(Stored entries)
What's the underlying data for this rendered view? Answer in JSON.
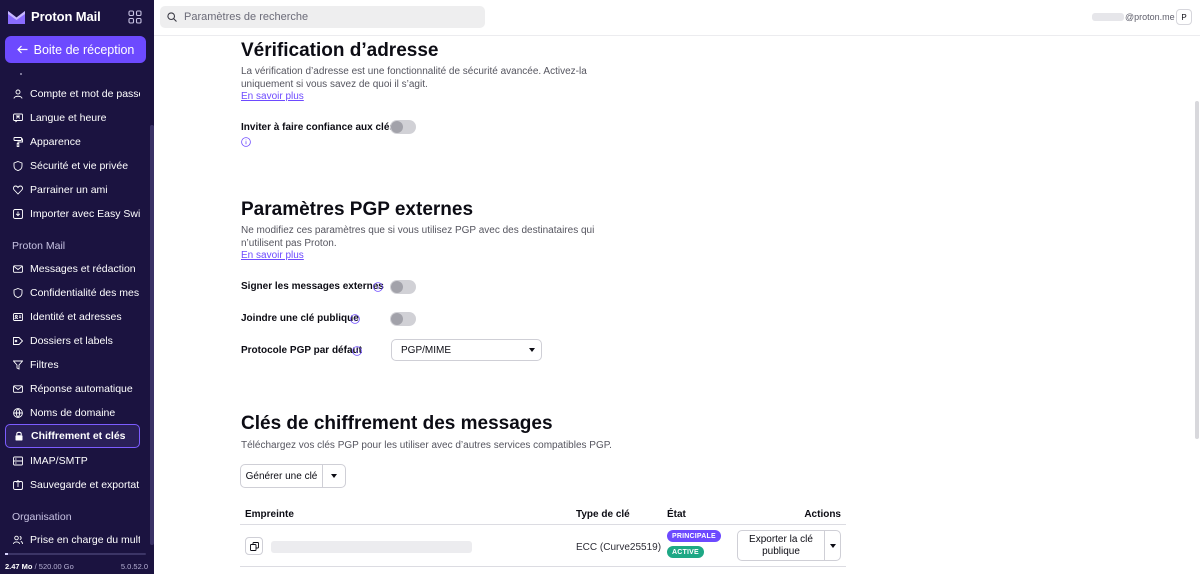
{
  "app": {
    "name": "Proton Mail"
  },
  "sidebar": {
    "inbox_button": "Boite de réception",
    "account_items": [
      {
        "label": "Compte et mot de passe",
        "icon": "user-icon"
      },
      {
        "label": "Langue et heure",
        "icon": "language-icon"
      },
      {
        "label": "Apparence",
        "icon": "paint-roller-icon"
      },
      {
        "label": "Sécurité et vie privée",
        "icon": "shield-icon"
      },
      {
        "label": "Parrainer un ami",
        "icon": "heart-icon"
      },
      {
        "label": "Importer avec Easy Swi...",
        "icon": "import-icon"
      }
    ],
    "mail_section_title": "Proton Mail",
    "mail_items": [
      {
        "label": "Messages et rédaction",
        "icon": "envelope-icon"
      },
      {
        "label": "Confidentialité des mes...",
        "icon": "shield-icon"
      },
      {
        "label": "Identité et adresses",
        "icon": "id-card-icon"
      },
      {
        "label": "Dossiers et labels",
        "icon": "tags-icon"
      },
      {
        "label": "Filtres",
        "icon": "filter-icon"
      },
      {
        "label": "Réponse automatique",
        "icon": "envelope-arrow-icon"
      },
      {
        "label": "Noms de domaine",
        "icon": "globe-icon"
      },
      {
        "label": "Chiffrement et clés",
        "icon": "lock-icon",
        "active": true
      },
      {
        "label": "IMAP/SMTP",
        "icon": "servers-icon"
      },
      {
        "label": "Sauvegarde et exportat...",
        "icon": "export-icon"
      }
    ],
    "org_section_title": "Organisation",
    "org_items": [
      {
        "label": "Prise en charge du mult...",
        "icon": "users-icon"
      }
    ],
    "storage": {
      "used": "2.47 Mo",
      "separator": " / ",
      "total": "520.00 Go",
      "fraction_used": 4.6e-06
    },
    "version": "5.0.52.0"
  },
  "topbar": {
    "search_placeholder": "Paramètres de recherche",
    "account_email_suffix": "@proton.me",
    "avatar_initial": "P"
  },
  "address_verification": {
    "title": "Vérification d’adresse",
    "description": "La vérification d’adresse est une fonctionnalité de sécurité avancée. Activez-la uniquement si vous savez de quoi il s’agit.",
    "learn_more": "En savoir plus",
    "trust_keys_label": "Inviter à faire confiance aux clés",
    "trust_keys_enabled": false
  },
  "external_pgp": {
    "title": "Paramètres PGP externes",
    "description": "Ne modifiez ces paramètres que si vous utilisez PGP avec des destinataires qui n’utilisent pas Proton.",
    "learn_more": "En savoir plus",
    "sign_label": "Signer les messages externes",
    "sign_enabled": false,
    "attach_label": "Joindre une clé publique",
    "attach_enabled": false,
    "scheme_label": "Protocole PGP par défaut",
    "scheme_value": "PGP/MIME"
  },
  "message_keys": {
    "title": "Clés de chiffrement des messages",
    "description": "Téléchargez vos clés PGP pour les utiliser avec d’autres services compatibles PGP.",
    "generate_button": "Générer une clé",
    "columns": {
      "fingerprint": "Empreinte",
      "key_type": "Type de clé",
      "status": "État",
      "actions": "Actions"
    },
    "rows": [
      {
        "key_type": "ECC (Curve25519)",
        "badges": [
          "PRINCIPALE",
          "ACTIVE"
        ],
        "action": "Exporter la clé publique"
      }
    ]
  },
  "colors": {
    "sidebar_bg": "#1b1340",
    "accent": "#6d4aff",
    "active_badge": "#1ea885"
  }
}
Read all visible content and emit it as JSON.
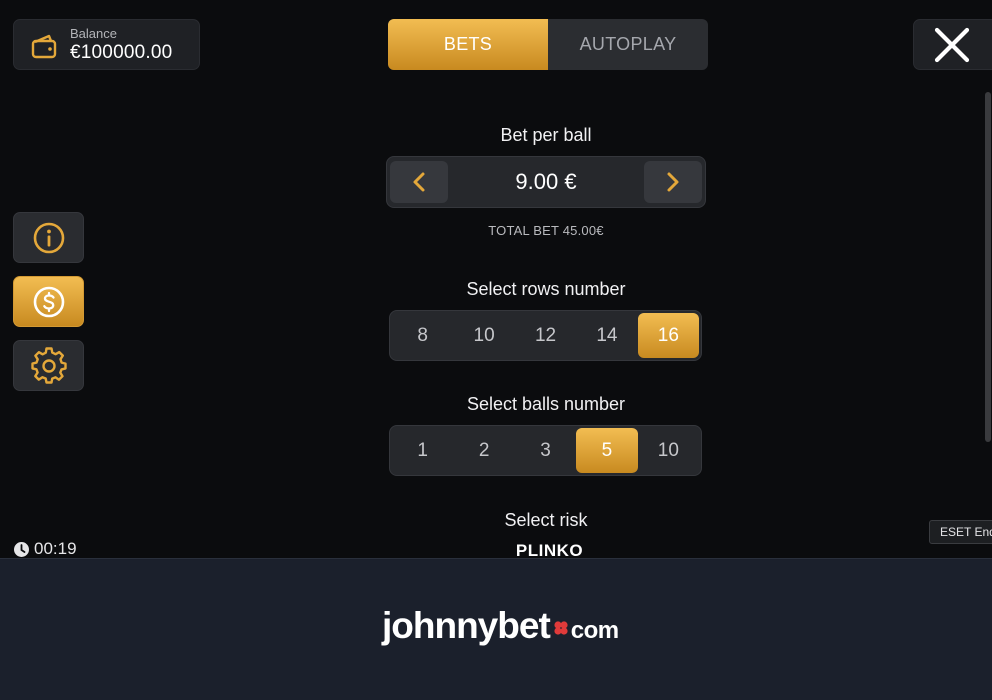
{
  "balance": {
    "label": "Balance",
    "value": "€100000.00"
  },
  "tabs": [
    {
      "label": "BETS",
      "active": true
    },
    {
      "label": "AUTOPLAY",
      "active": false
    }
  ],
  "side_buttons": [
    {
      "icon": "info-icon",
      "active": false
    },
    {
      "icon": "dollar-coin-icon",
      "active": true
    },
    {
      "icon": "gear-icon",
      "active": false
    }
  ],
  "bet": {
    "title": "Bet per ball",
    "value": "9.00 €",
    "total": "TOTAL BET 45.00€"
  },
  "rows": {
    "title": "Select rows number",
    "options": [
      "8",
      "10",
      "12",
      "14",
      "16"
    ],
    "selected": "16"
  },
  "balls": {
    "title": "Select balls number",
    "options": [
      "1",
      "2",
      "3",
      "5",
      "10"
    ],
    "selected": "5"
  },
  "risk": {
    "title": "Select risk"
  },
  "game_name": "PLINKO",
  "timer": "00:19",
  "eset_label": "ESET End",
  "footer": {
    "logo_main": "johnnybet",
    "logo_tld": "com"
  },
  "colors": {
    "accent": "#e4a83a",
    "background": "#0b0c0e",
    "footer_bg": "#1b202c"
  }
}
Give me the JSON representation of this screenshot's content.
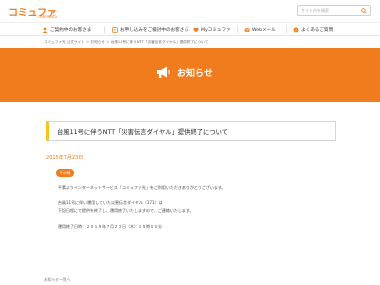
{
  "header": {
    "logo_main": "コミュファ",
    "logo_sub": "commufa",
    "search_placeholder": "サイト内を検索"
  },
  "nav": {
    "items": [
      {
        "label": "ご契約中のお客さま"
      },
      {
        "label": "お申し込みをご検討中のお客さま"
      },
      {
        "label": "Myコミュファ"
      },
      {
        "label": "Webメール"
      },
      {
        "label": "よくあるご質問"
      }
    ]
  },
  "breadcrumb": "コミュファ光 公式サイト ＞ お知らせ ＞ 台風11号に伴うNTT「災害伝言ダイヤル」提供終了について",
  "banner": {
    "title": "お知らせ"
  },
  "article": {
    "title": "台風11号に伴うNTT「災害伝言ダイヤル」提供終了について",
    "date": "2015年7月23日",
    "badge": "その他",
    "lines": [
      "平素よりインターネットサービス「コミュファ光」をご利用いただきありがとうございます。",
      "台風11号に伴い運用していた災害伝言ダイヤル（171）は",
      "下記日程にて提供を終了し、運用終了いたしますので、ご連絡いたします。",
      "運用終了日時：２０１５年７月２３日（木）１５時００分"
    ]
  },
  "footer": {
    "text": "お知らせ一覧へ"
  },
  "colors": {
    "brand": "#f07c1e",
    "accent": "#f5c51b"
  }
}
---
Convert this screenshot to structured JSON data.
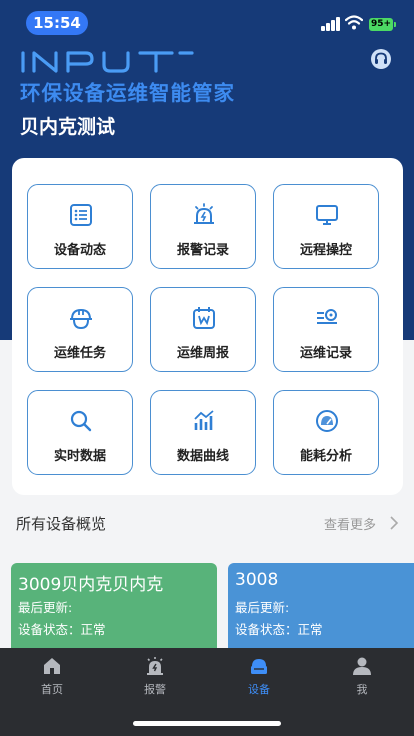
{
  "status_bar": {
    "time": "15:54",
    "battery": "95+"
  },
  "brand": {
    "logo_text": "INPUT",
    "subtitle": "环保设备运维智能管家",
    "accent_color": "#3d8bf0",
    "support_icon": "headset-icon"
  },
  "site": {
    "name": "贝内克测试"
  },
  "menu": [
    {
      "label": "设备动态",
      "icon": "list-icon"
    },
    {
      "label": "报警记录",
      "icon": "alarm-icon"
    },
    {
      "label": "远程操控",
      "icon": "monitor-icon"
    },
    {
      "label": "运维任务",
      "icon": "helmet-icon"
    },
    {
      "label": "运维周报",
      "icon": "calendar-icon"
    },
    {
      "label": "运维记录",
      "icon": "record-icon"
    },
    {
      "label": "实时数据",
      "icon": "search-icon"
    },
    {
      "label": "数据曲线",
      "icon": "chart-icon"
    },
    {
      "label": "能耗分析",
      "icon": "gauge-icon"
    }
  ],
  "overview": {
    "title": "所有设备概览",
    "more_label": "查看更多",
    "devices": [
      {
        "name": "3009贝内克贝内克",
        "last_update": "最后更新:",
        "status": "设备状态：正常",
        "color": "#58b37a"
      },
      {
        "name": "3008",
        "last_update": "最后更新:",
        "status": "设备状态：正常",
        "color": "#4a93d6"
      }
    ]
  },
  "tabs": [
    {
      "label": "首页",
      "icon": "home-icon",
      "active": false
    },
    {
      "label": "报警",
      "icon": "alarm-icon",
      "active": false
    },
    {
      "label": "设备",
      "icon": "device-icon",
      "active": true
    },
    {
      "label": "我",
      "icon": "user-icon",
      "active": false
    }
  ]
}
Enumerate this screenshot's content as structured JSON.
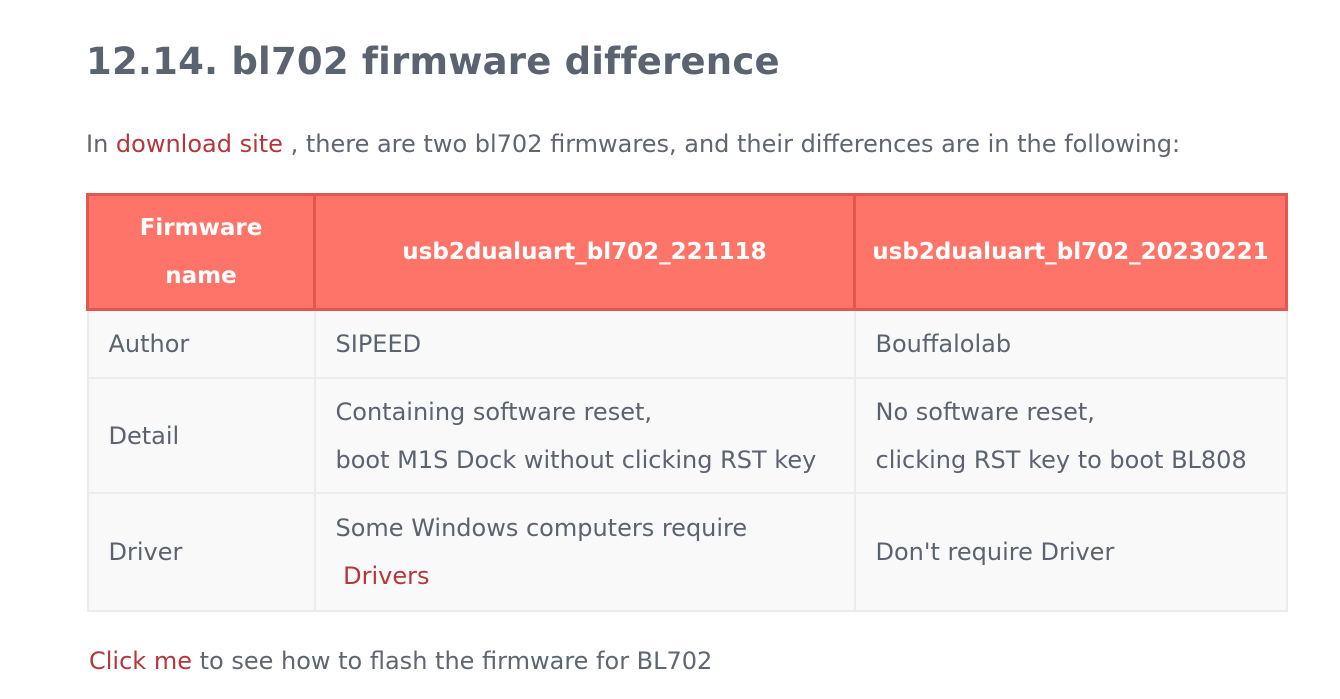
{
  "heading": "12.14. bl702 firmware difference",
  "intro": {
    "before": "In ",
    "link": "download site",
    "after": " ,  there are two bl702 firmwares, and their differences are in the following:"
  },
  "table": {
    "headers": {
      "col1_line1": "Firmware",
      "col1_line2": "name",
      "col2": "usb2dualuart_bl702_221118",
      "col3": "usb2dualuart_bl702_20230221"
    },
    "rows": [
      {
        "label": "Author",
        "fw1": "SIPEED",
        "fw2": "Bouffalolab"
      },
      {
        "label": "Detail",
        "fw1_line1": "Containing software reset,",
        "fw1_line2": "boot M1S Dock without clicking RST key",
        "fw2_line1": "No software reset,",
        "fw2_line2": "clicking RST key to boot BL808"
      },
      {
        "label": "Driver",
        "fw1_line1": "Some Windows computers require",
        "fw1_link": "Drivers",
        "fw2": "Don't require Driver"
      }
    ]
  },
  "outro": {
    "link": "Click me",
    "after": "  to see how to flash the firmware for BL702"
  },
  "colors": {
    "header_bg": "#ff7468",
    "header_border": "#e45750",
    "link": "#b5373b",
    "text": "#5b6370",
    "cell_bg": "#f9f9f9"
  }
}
* * *
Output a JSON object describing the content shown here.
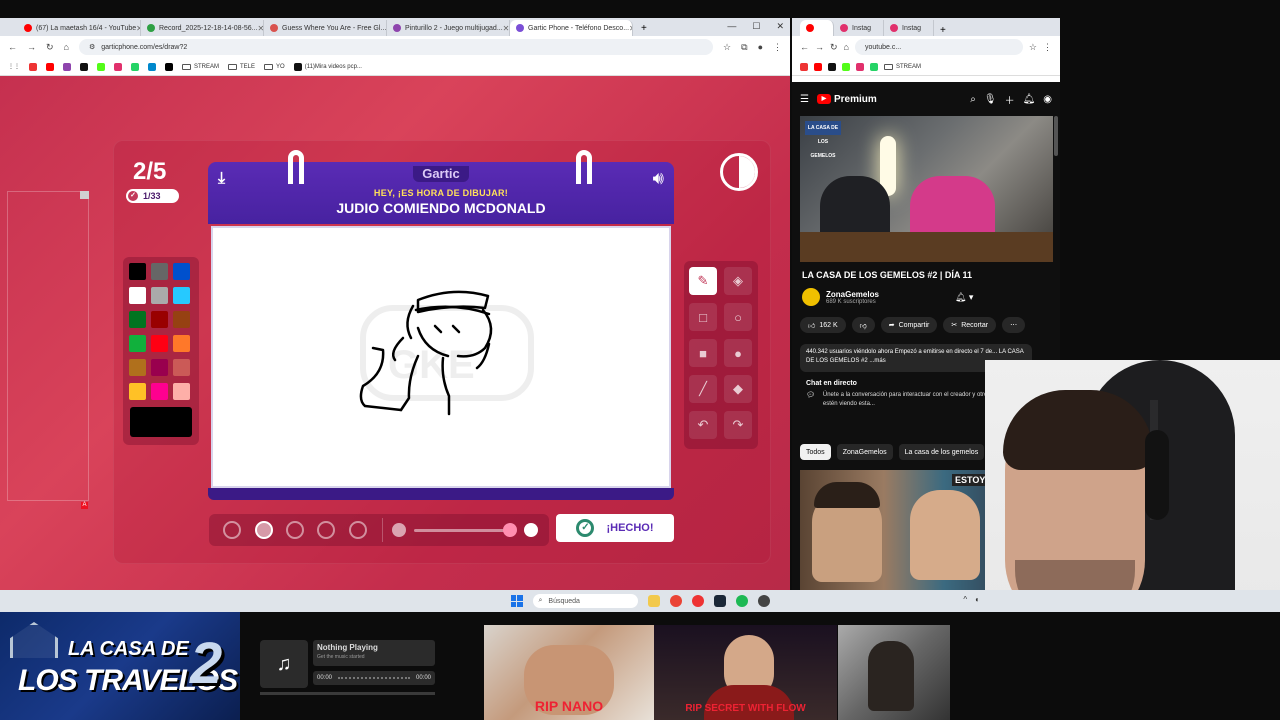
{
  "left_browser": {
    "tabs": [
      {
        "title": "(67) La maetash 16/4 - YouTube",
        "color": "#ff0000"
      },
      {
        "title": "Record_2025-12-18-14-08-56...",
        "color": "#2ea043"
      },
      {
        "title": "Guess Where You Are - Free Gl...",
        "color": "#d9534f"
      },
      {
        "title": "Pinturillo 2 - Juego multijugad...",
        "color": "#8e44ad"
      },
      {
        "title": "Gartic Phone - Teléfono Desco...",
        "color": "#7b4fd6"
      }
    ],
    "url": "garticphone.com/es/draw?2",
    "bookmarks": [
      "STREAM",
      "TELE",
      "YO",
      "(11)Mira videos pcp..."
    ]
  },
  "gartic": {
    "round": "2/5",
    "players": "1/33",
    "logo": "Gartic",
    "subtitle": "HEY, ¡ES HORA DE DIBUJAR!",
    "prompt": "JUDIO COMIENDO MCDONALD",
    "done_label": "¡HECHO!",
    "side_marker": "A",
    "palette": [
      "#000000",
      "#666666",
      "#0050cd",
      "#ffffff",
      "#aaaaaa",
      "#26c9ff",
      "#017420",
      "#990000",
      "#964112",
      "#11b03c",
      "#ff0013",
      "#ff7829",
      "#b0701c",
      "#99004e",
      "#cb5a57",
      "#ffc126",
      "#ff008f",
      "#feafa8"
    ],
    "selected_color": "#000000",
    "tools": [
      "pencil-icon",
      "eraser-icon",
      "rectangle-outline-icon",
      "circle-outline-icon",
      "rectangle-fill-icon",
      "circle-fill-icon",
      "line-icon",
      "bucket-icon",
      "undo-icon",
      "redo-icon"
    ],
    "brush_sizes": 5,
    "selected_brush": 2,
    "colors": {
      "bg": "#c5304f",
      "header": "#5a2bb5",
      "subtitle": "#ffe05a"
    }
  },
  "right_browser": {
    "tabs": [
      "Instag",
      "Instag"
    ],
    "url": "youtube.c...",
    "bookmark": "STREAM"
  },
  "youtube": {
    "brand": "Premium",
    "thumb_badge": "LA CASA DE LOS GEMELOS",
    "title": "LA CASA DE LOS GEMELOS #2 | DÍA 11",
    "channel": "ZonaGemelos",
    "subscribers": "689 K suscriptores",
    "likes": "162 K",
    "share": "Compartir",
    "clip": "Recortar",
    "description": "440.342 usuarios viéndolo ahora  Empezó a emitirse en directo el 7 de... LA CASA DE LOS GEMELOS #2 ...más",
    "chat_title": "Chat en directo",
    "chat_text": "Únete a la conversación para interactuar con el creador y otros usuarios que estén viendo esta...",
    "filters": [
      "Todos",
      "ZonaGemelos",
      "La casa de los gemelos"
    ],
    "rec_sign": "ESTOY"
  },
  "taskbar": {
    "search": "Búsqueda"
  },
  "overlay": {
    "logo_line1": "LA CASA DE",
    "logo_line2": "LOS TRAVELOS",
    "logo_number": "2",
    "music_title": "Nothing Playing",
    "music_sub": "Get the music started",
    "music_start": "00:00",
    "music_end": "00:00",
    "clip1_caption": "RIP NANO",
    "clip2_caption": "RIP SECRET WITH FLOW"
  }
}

What to do:
Check every line of the data above for the string "vous", and copy those that have it.

Solution to the exercise:
    "description": "La vérification d’adresse est une fonctionnalité de sécurité avancée. Activez-la uniquement si vous savez de quoi il s’agit.",
    "description": "Ne modifiez ces paramètres que si vous utilisez PGP avec des destinataires qui n’utilisent pas Proton.",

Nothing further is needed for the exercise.